▶ _Do this_: Leaving out the pictures, transcribe all of the records faithfully.

▶ _Saved entries_:
◆ ◆ ◆ ◆ ◆ ◆ ◆

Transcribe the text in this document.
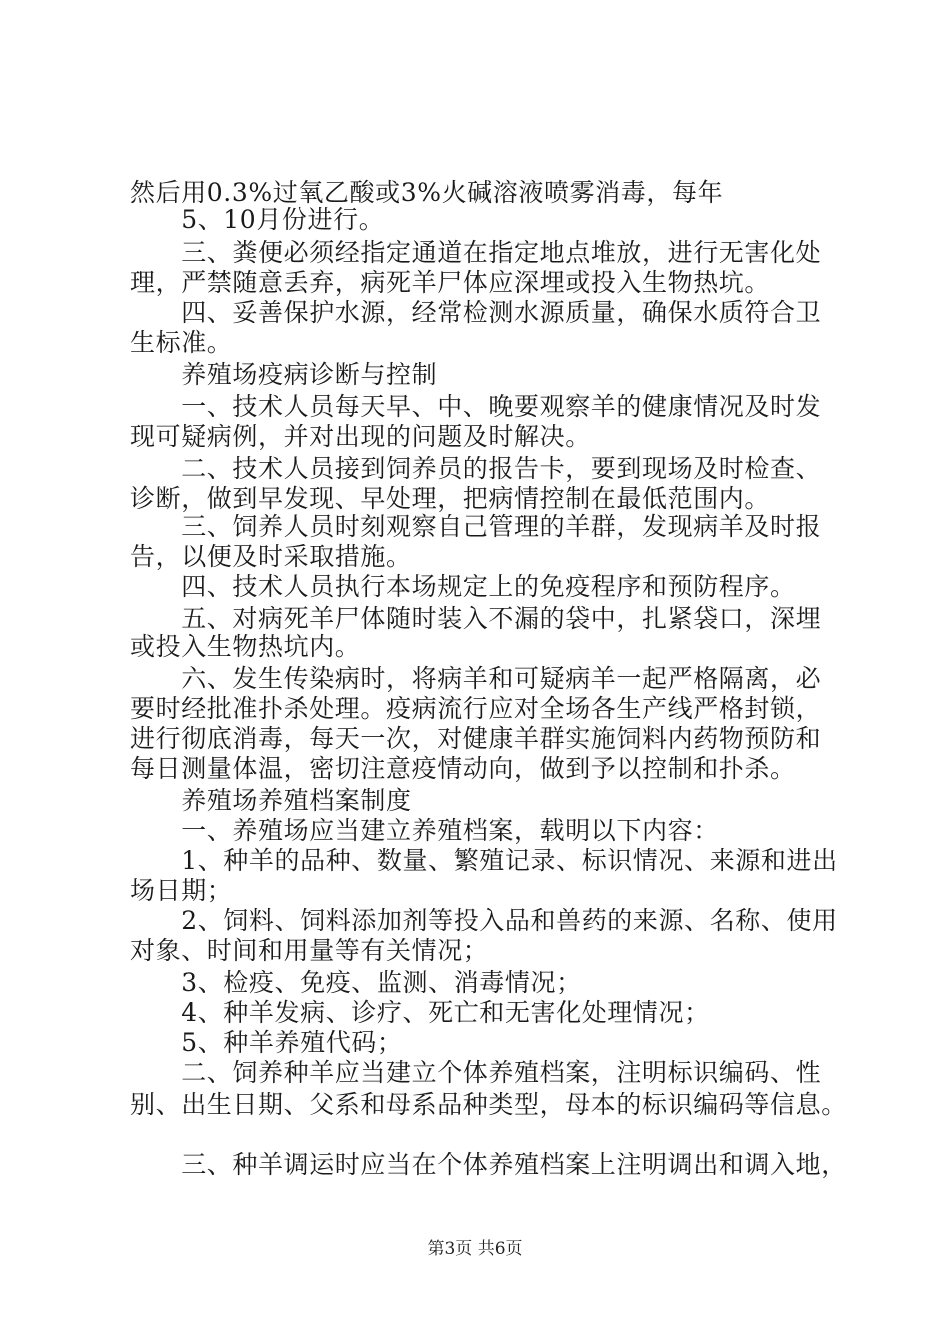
然后用0.3%过氧乙酸或3%火碱溶液喷雾消毒，每年
　　5、10月份进行。
　　三、粪便必须经指定通道在指定地点堆放，进行无害化处
理，严禁随意丢弃，病死羊尸体应深埋或投入生物热坑。
　　四、妥善保护水源，经常检测水源质量，确保水质符合卫
生标准。
　　养殖场疫病诊断与控制
　　一、技术人员每天早、中、晚要观察羊的健康情况及时发
现可疑病例，并对出现的问题及时解决。
　　二、技术人员接到饲养员的报告卡，要到现场及时检查、
诊断，做到早发现、早处理，把病情控制在最低范围内。
　　三、饲养人员时刻观察自己管理的羊群，发现病羊及时报
告，以便及时采取措施。
　　四、技术人员执行本场规定上的免疫程序和预防程序。
　　五、对病死羊尸体随时装入不漏的袋中，扎紧袋口，深埋
或投入生物热坑内。
　　六、发生传染病时，将病羊和可疑病羊一起严格隔离，必
要时经批准扑杀处理。疫病流行应对全场各生产线严格封锁，
进行彻底消毒，每天一次，对健康羊群实施饲料内药物预防和
每日测量体温，密切注意疫情动向，做到予以控制和扑杀。
　　养殖场养殖档案制度
　　一、养殖场应当建立养殖档案，载明以下内容：
　　1、种羊的品种、数量、繁殖记录、标识情况、来源和进出
场日期；
　　2、饲料、饲料添加剂等投入品和兽药的来源、名称、使用
对象、时间和用量等有关情况；
　　3、检疫、免疫、监测、消毒情况；
　　4、种羊发病、诊疗、死亡和无害化处理情况；
　　5、种羊养殖代码；
　　二、饲养种羊应当建立个体养殖档案，注明标识编码、性
别、出生日期、父系和母系品种类型，母本的标识编码等信息。
　　三、种羊调运时应当在个体养殖档案上注明调出和调入地，
第3页 共6页
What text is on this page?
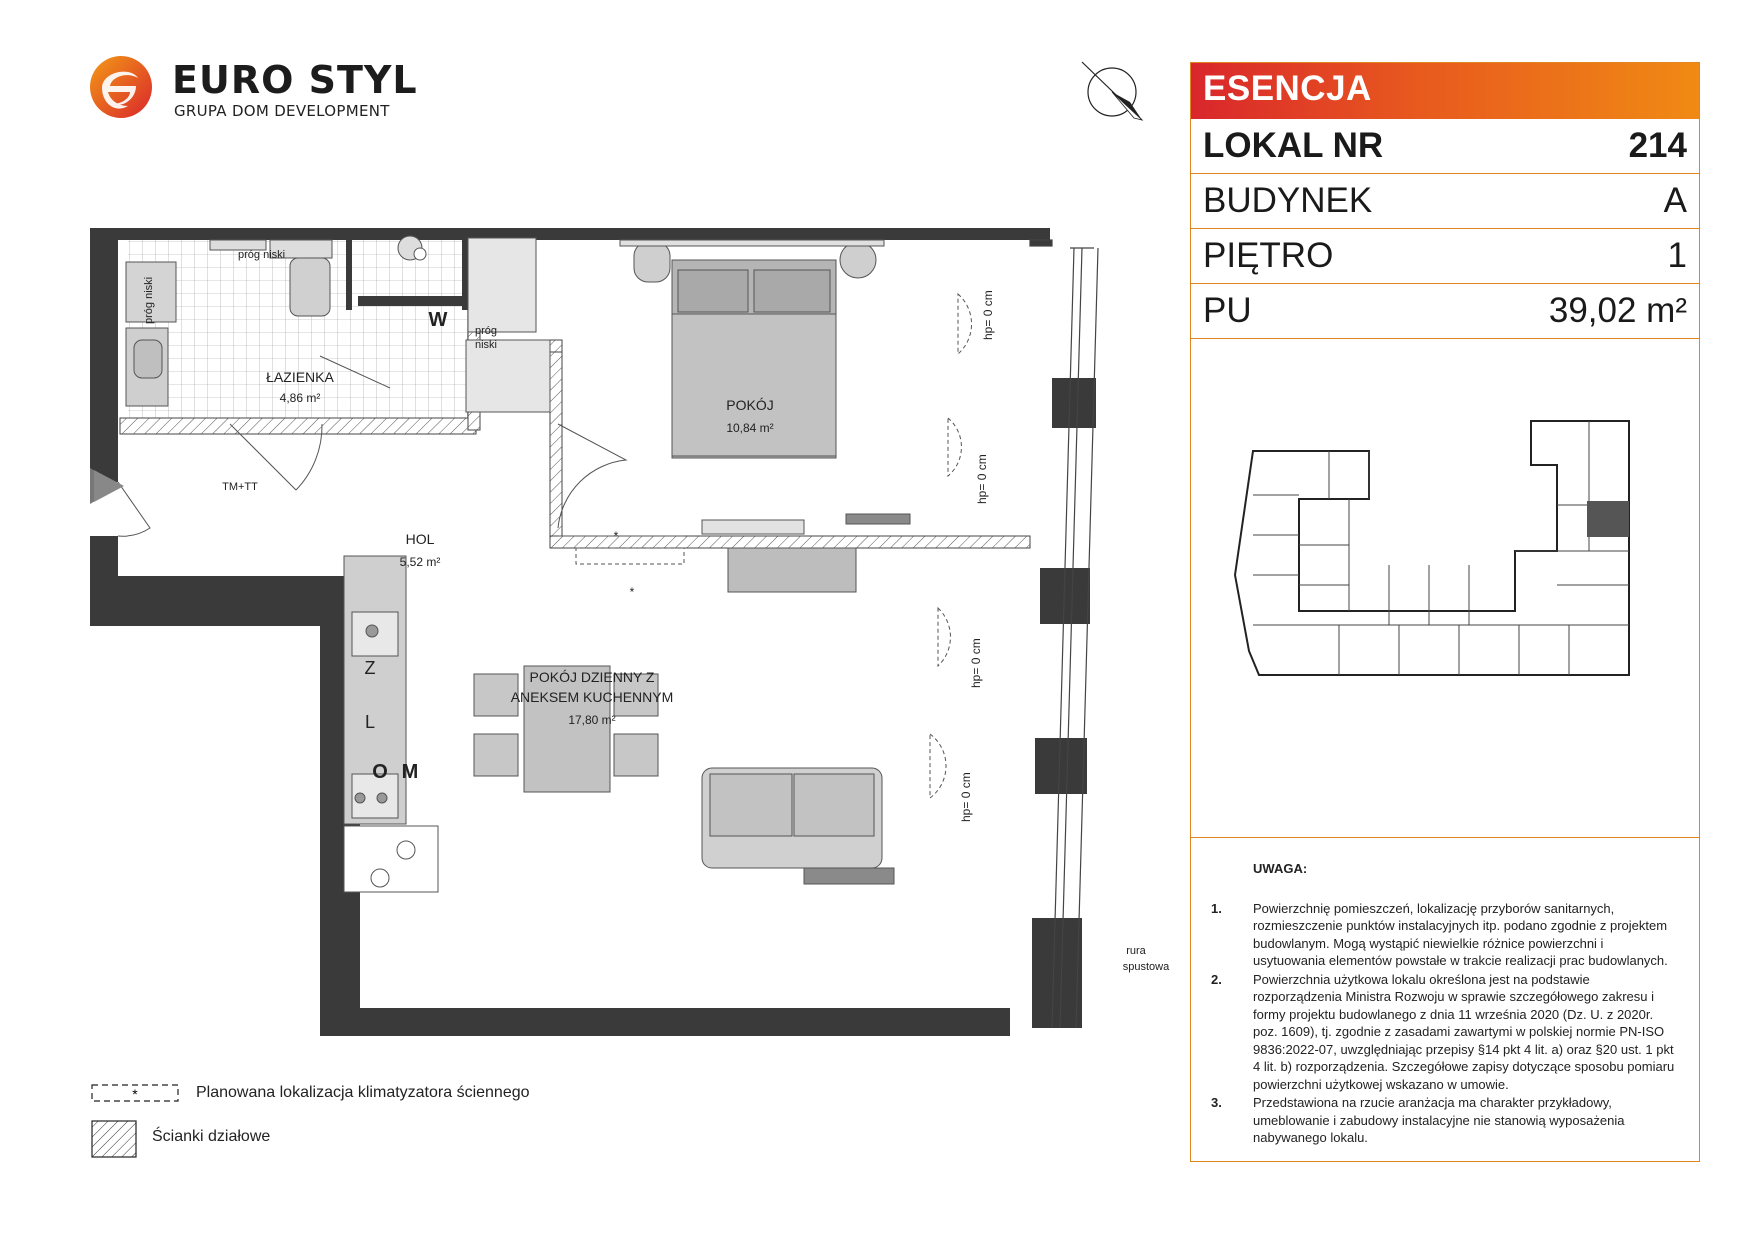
EURO STYL
GRUPA DOM DEVELOPMENT
ŁAZIENKA
4,86 m²	POKÓJ
10,84 m²
HOL
5,52 m²
POKÓJ DZIENNY Z
ANEKSEM KUCHENNYM
17,80 m²
TM+TT
rura
spustowa
próg
niski
*
*
W
Z
L
O M
próg niski
próg niski	hp= 0 cm
hp= 0 cm
hp= 0 cm
hp= 0 cm
ESENCJA
LOKAL NR	214
BUDYNEK	A
PIĘTRO	1
PU	39,02 m²
UWAGA:
1.	Powierzchnię pomieszczeń, lokalizację przyborów sanitarnych, rozmieszczenie punktów instalacyjnych itp. podano zgodnie z projektem budowlanym. Mogą wystąpić niewielkie różnice powierzchni i usytuowania elementów powstałe w trakcie realizacji prac budowlanych.
2.	Powierzchnia użytkowa lokalu określona jest na podstawie rozporządzenia Ministra Rozwoju w sprawie szczegółowego zakresu i formy projektu budowlanego z dnia 11 września 2020 (Dz. U. z 2020r. poz. 1609), tj. zgodnie z zasadami zawartymi w polskiej normie PN-ISO 9836:2022-07, uwzględniając przepisy §14 pkt 4 lit. a) oraz §20 ust. 1 pkt 4 lit. b) rozporządzenia. Szczegółowe zapisy dotyczące sposobu pomiaru powierzchni użytkowej wskazano w umowie.
3.	Przedstawiona na rzucie aranżacja ma charakter przykładowy, umeblowanie i zabudowy instalacyjne nie stanowią wyposażenia nabywanego lokalu.
*	Planowana lokalizacja klimatyzatora ściennego
Ścianki działowe
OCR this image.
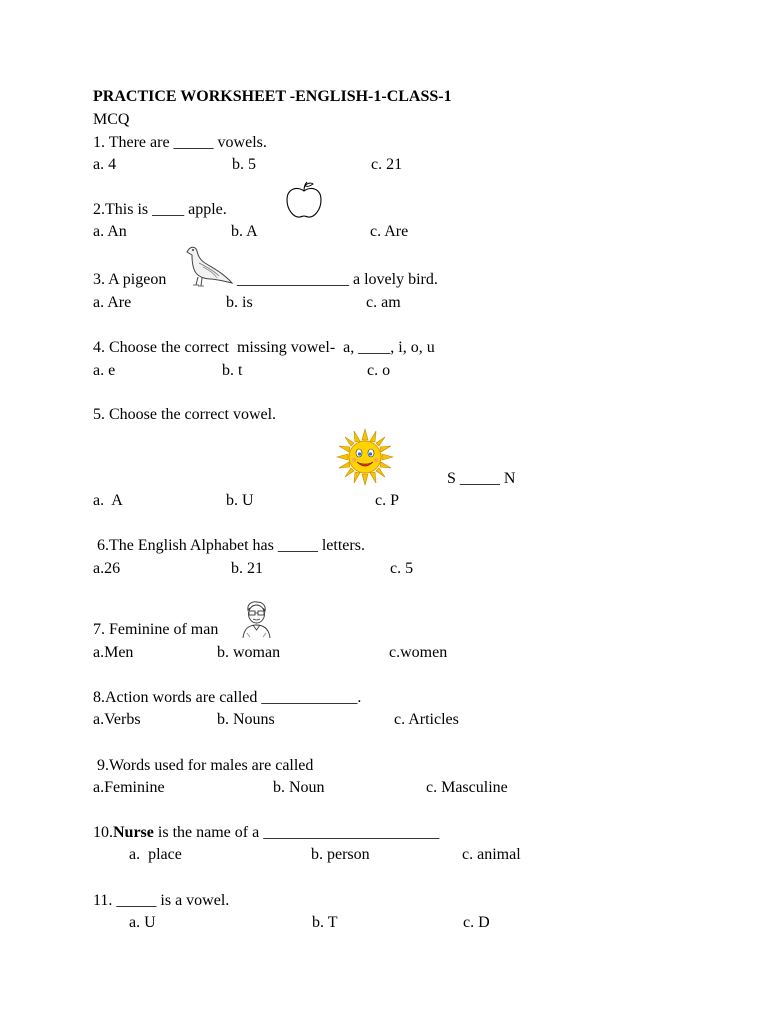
PRACTICE WORKSHEET -ENGLISH-1-CLASS-1
MCQ
1. There are _____ vowels.
a. 4	b. 5	c. 21
2.This is ____ apple.
a. An	b. A	c. Are
3. A pigeon	______________ a lovely bird.
a. Are	b. is	c. am
4. Choose the correct  missing vowel-  a, ____, i, o, u
a. e	b. t	c. o
5. Choose the correct vowel.
S _____ N
a.  A	b. U	c. P
6.The English Alphabet has _____ letters.
a.26	b. 21	c. 5
7. Feminine of man
a.Men	b. woman	c.women
8.Action words are called ____________.
a.Verbs	b. Nouns	c. Articles
9.Words used for males are called
a.Feminine	b. Noun	c. Masculine
10.Nurse is the name of a ______________________
a.  place	b. person	c. animal
11. _____ is a vowel.
a. U	b. T	c. D
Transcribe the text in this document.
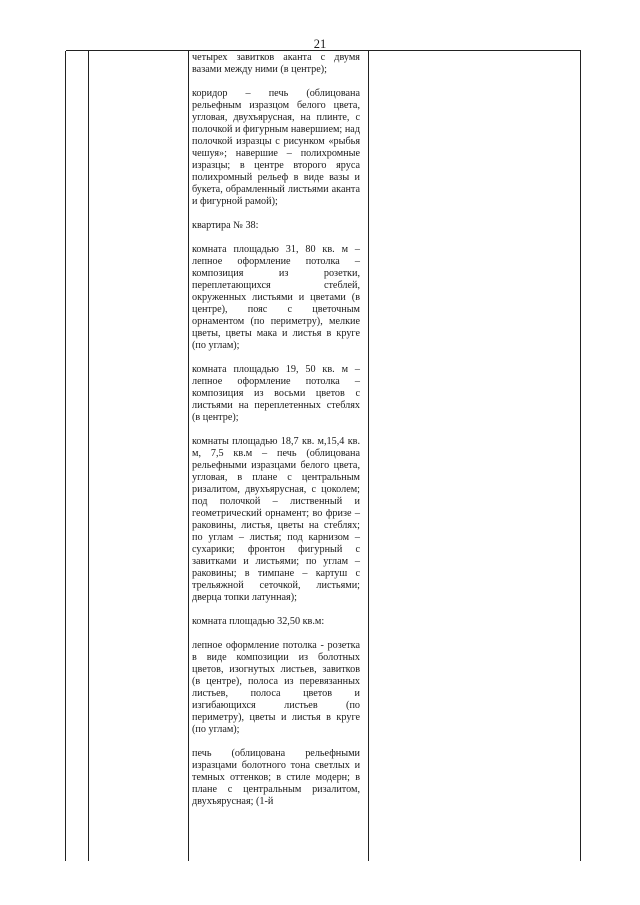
21
четырех завитков аканта с двумя вазами между ними (в центре);
коридор – печь (облицована рельефным изразцом белого цвета, угловая, двухъярусная, на плинте, с полочкой и фигурным навершием; над полочкой изразцы с рисунком «рыбья чешуя»; навершие – полихромные изразцы; в центре второго яруса полихромный рельеф в виде вазы и букета, обрамленный листьями аканта и фигурной рамой);
квартира № 38:
комната площадью 31, 80 кв. м – лепное оформление потолка – композиция из розетки, переплетающихся стеблей, окруженных листьями и цветами (в центре), пояс с цветочным орнаментом (по периметру), мелкие цветы, цветы мака и листья в круге (по углам);
комната площадью 19, 50 кв. м – лепное оформление потолка – композиция из восьми цветов с листьями на переплетенных стеблях (в центре);
комнаты площадью 18,7 кв. м,15,4 кв. м, 7,5 кв.м – печь (облицована рельефными изразцами белого цвета, угловая, в плане с центральным ризалитом, двухъярусная, с цоколем; под полочкой – лиственный и геометрический орнамент; во фризе – раковины, листья, цветы на стеблях; по углам – листья; под карнизом – сухарики; фронтон фигурный с завитками и листьями; по углам – раковины; в тимпане – картуш с трельяжной сеточкой, листьями; дверца топки латунная);
комната площадью 32,50 кв.м:
лепное оформление потолка - розетка в виде композиции из болотных цветов, изогнутых листьев, завитков (в центре), полоса из перевязанных листьев, полоса цветов и изгибающихся	листьев (по периметру), цветы и листья в круге (по углам);
печь (облицована рельефными изразцами болотного тона светлых и темных оттенков; в стиле модерн; в плане с центральным ризалитом, двухъярусная; (1-й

◆ ◆ ◆ ◆ ◆ ◆ ◆

▶ _Exercise result_:
Transcribe the text in this document.
然后用0.3%过氧乙酸或3%火碱溶液喷雾消毒，每年
　　5、10月份进行。
　　三、粪便必须经指定通道在指定地点堆放，进行无害化处
理，严禁随意丢弃，病死羊尸体应深埋或投入生物热坑。
　　四、妥善保护水源，经常检测水源质量，确保水质符合卫
生标准。
　　养殖场疫病诊断与控制
　　一、技术人员每天早、中、晚要观察羊的健康情况及时发
现可疑病例，并对出现的问题及时解决。
　　二、技术人员接到饲养员的报告卡，要到现场及时检查、
诊断，做到早发现、早处理，把病情控制在最低范围内。
　　三、饲养人员时刻观察自己管理的羊群，发现病羊及时报
告，以便及时采取措施。
　　四、技术人员执行本场规定上的免疫程序和预防程序。
　　五、对病死羊尸体随时装入不漏的袋中，扎紧袋口，深埋
或投入生物热坑内。
　　六、发生传染病时，将病羊和可疑病羊一起严格隔离，必
要时经批准扑杀处理。疫病流行应对全场各生产线严格封锁，
进行彻底消毒，每天一次，对健康羊群实施饲料内药物预防和
每日测量体温，密切注意疫情动向，做到予以控制和扑杀。
　　养殖场养殖档案制度
　　一、养殖场应当建立养殖档案，载明以下内容：
　　1、种羊的品种、数量、繁殖记录、标识情况、来源和进出
场日期；
　　2、饲料、饲料添加剂等投入品和兽药的来源、名称、使用
对象、时间和用量等有关情况；
　　3、检疫、免疫、监测、消毒情况；
　　4、种羊发病、诊疗、死亡和无害化处理情况；
　　5、种羊养殖代码；
　　二、饲养种羊应当建立个体养殖档案，注明标识编码、性
别、出生日期、父系和母系品种类型，母本的标识编码等信息。
　　三、种羊调运时应当在个体养殖档案上注明调出和调入地，
第3页 共6页
What text is on this page?
EURO STYL
GRUPA DOM DEVELOPMENT
ŁAZIENKA
4,86 m²	POKÓJ
10,84 m²
HOL
5,52 m²
POKÓJ DZIENNY Z
ANEKSEM KUCHENNYM
17,80 m²
TM+TT
rura
spustowa
próg
niski
*
*
W
Z
L
O M
próg niski
próg niski	hp= 0 cm
hp= 0 cm
hp= 0 cm
hp= 0 cm
ESENCJA
LOKAL NR	214
BUDYNEK	A
PIĘTRO	1
PU	39,02 m²
UWAGA:
1.	Powierzchnię pomieszczeń, lokalizację przyborów sanitarnych, rozmieszczenie punktów instalacyjnych itp. podano zgodnie z projektem budowlanym. Mogą wystąpić niewielkie różnice powierzchni i usytuowania elementów powstałe w trakcie realizacji prac budowlanych.
2.	Powierzchnia użytkowa lokalu określona jest na podstawie rozporządzenia Ministra Rozwoju w sprawie szczegółowego zakresu i formy projektu budowlanego z dnia 11 września 2020 (Dz. U. z 2020r. poz. 1609), tj. zgodnie z zasadami zawartymi w polskiej normie PN-ISO 9836:2022-07, uwzględniając przepisy §14 pkt 4 lit. a) oraz §20 ust. 1 pkt 4 lit. b) rozporządzenia. Szczegółowe zapisy dotyczące sposobu pomiaru powierzchni użytkowej wskazano w umowie.
3.	Przedstawiona na rzucie aranżacja ma charakter przykładowy, umeblowanie i zabudowy instalacyjne nie stanowią wyposażenia nabywanego lokalu.
*	Planowana lokalizacja klimatyzatora ściennego
Ścianki działowe
OCR this image.
PRACTICE WORKSHEET -ENGLISH-1-CLASS-1
MCQ
1. There are _____ vowels.
a. 4	b. 5	c. 21
2.This is ____ apple.
a. An	b. A	c. Are
3. A pigeon	______________ a lovely bird.
a. Are	b. is	c. am
4. Choose the correct  missing vowel-  a, ____, i, o, u
a. e	b. t	c. o
5. Choose the correct vowel.
S _____ N
a.  A	b. U	c. P
6.The English Alphabet has _____ letters.
a.26	b. 21	c. 5
7. Feminine of man
a.Men	b. woman	c.women
8.Action words are called ____________.
a.Verbs	b. Nouns	c. Articles
9.Words used for males are called
a.Feminine	b. Noun	c. Masculine
10.Nurse is the name of a ______________________
a.  place	b. person	c. animal
11. _____ is a vowel.
a. U	b. T	c. D
Transcribe the text in this document.
21
четырех завитков аканта с двумя вазами между ними (в центре);
коридор – печь (облицована рельефным изразцом белого цвета, угловая, двухъярусная, на плинте, с полочкой и фигурным навершием; над полочкой изразцы с рисунком «рыбья чешуя»; навершие – полихромные изразцы; в центре второго яруса полихромный рельеф в виде вазы и букета, обрамленный листьями аканта и фигурной рамой);
квартира № 38:
комната площадью 31, 80 кв. м – лепное оформление потолка – композиция из розетки, переплетающихся стеблей, окруженных листьями и цветами (в центре), пояс с цветочным орнаментом (по периметру), мелкие цветы, цветы мака и листья в круге (по углам);
комната площадью 19, 50 кв. м – лепное оформление потолка – композиция из восьми цветов с листьями на переплетенных стеблях (в центре);
комнаты площадью 18,7 кв. м,15,4 кв. м, 7,5 кв.м – печь (облицована рельефными изразцами белого цвета, угловая, в плане с центральным ризалитом, двухъярусная, с цоколем; под полочкой – лиственный и геометрический орнамент; во фризе – раковины, листья, цветы на стеблях; по углам – листья; под карнизом – сухарики; фронтон фигурный с завитками и листьями; по углам – раковины; в тимпане – картуш с трельяжной сеточкой, листьями; дверца топки латунная);
комната площадью 32,50 кв.м:
лепное оформление потолка - розетка в виде композиции из болотных цветов, изогнутых листьев, завитков (в центре), полоса из перевязанных листьев, полоса цветов и изгибающихся	листьев (по периметру), цветы и листья в круге (по углам);
печь (облицована рельефными изразцами болотного тона светлых и темных оттенков; в стиле модерн; в плане с центральным ризалитом, двухъярусная; (1-й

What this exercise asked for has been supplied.